=== Instructions for the task ===
Lines containing the string "Unit" are to be collected in full.
>> Begin Dataset content
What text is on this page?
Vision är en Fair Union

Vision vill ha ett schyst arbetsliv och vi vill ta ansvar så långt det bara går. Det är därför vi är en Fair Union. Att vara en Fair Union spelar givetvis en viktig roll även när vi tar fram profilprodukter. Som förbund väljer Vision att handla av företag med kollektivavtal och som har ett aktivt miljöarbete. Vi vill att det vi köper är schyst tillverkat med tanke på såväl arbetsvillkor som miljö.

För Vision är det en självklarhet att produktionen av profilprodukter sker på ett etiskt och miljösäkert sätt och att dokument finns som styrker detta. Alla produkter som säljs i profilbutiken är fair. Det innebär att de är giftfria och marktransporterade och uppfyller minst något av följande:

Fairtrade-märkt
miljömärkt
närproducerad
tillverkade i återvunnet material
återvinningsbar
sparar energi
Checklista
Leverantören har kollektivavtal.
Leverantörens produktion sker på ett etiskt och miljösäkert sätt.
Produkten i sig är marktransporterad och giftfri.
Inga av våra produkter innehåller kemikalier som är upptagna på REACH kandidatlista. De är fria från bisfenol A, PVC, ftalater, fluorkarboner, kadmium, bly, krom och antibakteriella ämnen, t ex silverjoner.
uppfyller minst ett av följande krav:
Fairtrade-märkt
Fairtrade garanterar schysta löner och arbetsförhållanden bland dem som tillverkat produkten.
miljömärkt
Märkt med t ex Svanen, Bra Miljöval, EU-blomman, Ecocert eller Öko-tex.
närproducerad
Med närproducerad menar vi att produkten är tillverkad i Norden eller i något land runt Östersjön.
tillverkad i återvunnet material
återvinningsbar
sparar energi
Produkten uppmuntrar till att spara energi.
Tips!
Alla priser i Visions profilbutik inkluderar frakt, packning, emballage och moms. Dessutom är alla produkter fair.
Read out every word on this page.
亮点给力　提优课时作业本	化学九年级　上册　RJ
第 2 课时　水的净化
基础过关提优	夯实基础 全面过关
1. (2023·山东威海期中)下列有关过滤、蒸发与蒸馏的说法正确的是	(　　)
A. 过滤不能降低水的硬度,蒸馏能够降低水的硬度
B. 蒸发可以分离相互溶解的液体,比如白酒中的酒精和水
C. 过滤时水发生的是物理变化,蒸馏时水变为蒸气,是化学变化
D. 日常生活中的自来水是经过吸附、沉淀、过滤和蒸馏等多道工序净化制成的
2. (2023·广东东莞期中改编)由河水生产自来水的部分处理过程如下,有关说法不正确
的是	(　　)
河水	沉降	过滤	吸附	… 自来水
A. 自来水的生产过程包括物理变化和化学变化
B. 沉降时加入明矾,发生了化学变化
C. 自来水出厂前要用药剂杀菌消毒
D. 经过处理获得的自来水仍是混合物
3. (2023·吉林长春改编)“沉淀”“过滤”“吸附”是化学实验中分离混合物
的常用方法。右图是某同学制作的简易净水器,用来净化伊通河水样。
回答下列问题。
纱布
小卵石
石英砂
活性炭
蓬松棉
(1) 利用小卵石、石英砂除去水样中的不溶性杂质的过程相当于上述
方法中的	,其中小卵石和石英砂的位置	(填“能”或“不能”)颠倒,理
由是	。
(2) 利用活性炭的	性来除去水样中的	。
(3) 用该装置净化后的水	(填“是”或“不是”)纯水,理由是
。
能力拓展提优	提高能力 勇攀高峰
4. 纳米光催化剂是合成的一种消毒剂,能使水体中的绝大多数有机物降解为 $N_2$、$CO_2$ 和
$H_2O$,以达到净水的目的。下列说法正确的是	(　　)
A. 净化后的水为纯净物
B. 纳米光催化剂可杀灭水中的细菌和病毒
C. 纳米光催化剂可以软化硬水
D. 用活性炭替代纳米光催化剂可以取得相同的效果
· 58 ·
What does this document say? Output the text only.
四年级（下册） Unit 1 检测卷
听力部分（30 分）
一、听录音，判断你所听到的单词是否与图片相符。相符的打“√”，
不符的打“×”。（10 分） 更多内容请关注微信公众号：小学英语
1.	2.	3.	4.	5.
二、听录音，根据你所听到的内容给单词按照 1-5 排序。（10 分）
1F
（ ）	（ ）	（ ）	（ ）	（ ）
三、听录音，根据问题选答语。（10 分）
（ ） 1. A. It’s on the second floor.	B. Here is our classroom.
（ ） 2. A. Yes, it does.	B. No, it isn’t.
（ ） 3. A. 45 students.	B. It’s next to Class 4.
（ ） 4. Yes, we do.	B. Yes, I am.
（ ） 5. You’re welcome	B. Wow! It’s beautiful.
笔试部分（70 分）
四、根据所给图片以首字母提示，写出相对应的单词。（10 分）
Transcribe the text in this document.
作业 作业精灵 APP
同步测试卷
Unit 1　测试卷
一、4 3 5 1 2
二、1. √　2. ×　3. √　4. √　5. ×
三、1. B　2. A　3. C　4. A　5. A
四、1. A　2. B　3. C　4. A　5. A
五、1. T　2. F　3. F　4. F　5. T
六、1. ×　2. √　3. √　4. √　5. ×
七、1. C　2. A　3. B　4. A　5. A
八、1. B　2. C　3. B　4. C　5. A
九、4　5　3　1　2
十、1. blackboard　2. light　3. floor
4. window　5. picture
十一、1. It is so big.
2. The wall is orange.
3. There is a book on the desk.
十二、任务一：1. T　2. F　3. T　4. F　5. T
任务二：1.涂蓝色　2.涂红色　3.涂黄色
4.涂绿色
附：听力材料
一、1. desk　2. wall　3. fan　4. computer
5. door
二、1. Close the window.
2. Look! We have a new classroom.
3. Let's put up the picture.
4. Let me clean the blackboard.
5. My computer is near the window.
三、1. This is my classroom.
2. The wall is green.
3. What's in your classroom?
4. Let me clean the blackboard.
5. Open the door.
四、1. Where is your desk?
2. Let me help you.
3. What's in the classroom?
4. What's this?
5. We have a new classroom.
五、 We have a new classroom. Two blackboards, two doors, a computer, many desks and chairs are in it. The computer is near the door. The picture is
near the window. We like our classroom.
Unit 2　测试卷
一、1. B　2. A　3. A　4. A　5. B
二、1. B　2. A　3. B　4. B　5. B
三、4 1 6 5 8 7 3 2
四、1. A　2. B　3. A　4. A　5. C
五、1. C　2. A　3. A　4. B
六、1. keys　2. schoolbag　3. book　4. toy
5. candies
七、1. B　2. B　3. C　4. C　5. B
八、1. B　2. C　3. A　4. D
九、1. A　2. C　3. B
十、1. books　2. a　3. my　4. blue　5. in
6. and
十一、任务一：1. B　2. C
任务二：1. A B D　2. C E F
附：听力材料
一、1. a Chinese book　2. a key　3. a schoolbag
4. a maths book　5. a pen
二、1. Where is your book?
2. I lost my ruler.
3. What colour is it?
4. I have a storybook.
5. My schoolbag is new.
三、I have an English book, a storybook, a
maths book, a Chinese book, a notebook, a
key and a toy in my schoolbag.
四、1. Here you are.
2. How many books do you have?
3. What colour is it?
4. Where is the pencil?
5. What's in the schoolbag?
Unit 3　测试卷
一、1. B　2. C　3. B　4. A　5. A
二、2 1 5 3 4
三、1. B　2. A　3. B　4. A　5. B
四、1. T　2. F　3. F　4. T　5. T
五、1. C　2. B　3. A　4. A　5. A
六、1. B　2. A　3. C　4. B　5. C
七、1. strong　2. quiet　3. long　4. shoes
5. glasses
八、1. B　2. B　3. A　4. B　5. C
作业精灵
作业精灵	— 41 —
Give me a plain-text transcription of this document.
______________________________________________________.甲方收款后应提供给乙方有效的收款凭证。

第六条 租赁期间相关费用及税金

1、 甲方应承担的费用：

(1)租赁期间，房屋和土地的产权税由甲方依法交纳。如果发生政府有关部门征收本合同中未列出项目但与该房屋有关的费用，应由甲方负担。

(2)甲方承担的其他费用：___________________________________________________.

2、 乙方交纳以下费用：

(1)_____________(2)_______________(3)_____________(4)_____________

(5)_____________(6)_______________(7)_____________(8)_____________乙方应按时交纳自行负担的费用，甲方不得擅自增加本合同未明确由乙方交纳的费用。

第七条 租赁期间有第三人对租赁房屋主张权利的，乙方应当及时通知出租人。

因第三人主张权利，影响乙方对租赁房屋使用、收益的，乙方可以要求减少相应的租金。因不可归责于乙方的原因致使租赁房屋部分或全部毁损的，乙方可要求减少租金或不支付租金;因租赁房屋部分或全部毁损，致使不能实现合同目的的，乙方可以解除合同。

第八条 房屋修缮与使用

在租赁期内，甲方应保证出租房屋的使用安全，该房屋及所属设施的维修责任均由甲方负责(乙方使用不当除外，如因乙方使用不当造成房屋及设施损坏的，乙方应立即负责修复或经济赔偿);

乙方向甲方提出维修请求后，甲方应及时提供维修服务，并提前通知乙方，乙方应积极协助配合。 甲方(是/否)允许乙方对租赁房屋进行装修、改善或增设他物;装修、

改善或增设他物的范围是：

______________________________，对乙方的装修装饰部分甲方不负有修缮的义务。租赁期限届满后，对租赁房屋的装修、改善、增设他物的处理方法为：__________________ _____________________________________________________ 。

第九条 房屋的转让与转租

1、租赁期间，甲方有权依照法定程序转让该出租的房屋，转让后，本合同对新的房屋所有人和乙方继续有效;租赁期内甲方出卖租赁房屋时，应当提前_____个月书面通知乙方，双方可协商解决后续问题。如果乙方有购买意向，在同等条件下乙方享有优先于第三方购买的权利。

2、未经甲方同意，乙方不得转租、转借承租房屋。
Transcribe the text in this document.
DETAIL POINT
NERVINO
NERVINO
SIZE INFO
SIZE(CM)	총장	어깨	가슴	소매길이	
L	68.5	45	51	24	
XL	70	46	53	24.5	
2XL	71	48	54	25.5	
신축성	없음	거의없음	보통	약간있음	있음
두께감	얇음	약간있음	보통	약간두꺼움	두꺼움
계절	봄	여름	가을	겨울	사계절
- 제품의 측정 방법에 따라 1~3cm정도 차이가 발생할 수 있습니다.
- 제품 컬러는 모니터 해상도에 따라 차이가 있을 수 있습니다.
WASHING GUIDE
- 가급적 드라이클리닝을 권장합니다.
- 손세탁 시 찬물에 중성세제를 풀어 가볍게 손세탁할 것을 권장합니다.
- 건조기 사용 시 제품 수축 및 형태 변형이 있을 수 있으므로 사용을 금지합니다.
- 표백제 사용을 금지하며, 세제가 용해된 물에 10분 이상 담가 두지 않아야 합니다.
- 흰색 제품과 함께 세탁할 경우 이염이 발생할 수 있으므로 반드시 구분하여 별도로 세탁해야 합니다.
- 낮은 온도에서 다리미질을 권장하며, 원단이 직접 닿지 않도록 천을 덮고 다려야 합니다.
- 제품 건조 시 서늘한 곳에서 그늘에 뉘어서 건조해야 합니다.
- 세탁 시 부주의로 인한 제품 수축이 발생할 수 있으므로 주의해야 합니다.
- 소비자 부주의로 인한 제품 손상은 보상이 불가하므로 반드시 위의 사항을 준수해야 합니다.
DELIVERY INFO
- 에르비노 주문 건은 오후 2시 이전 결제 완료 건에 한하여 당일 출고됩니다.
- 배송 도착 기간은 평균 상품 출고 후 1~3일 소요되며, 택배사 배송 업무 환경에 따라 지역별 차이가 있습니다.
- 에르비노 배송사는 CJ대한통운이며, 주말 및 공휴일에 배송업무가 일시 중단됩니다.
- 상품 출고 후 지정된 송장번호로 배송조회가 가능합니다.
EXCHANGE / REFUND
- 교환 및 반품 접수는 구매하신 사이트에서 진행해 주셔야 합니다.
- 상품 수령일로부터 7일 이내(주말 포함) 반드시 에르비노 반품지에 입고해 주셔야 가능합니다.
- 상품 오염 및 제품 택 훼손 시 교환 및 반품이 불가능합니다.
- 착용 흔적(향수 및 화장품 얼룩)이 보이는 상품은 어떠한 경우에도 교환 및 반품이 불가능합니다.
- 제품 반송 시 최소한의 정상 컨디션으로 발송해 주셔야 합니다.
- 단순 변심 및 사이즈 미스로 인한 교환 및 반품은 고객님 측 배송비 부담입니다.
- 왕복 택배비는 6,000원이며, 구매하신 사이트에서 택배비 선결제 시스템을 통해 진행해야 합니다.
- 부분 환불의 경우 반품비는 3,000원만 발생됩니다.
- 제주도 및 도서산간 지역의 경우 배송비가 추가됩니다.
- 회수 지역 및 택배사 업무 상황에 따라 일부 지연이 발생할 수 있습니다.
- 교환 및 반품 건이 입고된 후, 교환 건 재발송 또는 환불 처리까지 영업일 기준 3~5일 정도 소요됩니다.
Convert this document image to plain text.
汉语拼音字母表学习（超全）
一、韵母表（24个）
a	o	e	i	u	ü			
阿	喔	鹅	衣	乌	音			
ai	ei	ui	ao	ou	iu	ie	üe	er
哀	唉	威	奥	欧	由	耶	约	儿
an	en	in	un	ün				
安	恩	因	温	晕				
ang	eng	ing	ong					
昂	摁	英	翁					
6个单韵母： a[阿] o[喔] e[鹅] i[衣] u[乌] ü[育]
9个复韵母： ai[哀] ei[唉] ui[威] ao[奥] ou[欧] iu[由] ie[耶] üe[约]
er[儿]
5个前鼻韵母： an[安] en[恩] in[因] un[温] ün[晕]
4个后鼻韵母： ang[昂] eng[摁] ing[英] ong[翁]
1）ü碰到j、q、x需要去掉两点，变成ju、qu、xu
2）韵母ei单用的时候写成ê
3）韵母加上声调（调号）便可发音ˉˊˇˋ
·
>> End Dataset content
=== Task output ===
四年级（下册） Unit 1 检测卷
Unit 1　测试卷
Unit 2　测试卷
Unit 3　测试卷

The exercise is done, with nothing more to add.